Data extract →
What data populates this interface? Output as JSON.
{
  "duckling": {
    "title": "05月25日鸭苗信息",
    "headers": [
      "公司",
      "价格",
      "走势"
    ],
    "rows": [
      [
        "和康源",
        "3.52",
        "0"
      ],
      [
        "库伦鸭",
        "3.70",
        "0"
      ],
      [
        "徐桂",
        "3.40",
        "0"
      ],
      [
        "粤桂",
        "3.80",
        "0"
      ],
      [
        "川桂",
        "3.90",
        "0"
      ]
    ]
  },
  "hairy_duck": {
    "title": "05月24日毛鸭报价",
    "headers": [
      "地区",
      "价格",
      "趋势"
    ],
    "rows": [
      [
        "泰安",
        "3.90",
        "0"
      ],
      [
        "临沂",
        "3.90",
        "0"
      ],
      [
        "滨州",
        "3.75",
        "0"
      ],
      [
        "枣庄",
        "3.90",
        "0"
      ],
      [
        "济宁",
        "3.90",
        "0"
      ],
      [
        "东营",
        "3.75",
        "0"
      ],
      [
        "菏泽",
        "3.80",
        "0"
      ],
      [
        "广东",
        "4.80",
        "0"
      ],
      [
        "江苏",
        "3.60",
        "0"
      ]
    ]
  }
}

Exercise description → Repeat the data precisely, reproducing every entry.

Result of the task →
What data populates this interface? Output as JSON.
{
  "duckling": {
    "title": "05月25日鸭苗信息",
    "headers": [
      "公司",
      "价格",
      "走势"
    ],
    "rows": [
      [
        "和康源",
        "3.52",
        "0"
      ],
      [
        "库伦鸭",
        "3.70",
        "0"
      ],
      [
        "徐桂",
        "3.40",
        "0"
      ],
      [
        "粤桂",
        "3.80",
        "0"
      ],
      [
        "川桂",
        "3.90",
        "0"
      ]
    ]
  },
  "hairy_duck": {
    "title": "05月24日毛鸭报价",
    "headers": [
      "地区",
      "价格",
      "趋势"
    ],
    "rows": [
      [
        "泰安",
        "3.90",
        "0"
      ],
      [
        "临沂",
        "3.90",
        "0"
      ],
      [
        "滨州",
        "3.75",
        "0"
      ],
      [
        "枣庄",
        "3.90",
        "0"
      ],
      [
        "济宁",
        "3.90",
        "0"
      ],
      [
        "东营",
        "3.75",
        "0"
      ],
      [
        "菏泽",
        "3.80",
        "0"
      ],
      [
        "广东",
        "4.80",
        "0"
      ],
      [
        "江苏",
        "3.60",
        "0"
      ]
    ]
  }
}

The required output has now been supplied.